--- start of Extracted information ---
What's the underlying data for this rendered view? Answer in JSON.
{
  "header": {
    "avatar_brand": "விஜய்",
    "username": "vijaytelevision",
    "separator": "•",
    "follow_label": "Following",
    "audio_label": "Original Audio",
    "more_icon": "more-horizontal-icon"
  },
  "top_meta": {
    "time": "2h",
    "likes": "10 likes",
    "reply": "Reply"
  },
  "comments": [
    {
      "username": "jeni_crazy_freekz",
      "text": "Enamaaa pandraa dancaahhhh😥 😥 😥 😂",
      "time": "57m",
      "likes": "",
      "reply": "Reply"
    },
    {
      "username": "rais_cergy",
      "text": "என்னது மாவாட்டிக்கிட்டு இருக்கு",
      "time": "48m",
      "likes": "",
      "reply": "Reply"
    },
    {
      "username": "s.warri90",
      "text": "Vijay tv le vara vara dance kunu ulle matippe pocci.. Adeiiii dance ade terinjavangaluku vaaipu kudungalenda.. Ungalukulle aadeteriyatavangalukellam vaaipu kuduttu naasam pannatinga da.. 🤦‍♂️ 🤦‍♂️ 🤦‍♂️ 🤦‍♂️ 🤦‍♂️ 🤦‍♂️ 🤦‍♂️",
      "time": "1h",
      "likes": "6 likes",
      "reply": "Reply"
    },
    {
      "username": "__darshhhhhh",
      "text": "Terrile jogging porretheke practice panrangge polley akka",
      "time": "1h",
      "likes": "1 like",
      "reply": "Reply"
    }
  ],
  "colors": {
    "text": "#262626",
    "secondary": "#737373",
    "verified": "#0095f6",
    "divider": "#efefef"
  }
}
--- end of Extracted information ---
## What is asked
Where a line in the entries holds the word "text", copy that line.

## Expected output
      "text": "Enamaaa pandraa dancaahhhh😥 😥 😥 😂",
      "text": "என்னது மாவாட்டிக்கிட்டு இருக்கு",
      "text": "Vijay tv le vara vara dance kunu ulle matippe pocci.. Adeiiii dance ade terinjavangaluku vaaipu kudungalenda.. Ungalukulle aadeteriyatavangalukellam vaaipu kuduttu naasam pannatinga da.. 🤦‍♂️ 🤦‍♂️ 🤦‍♂️ 🤦‍♂️ 🤦‍♂️ 🤦‍♂️ 🤦‍♂️",
      "text": "Terrile jogging porretheke practice panrangge polley akka",
    "text": "#262626",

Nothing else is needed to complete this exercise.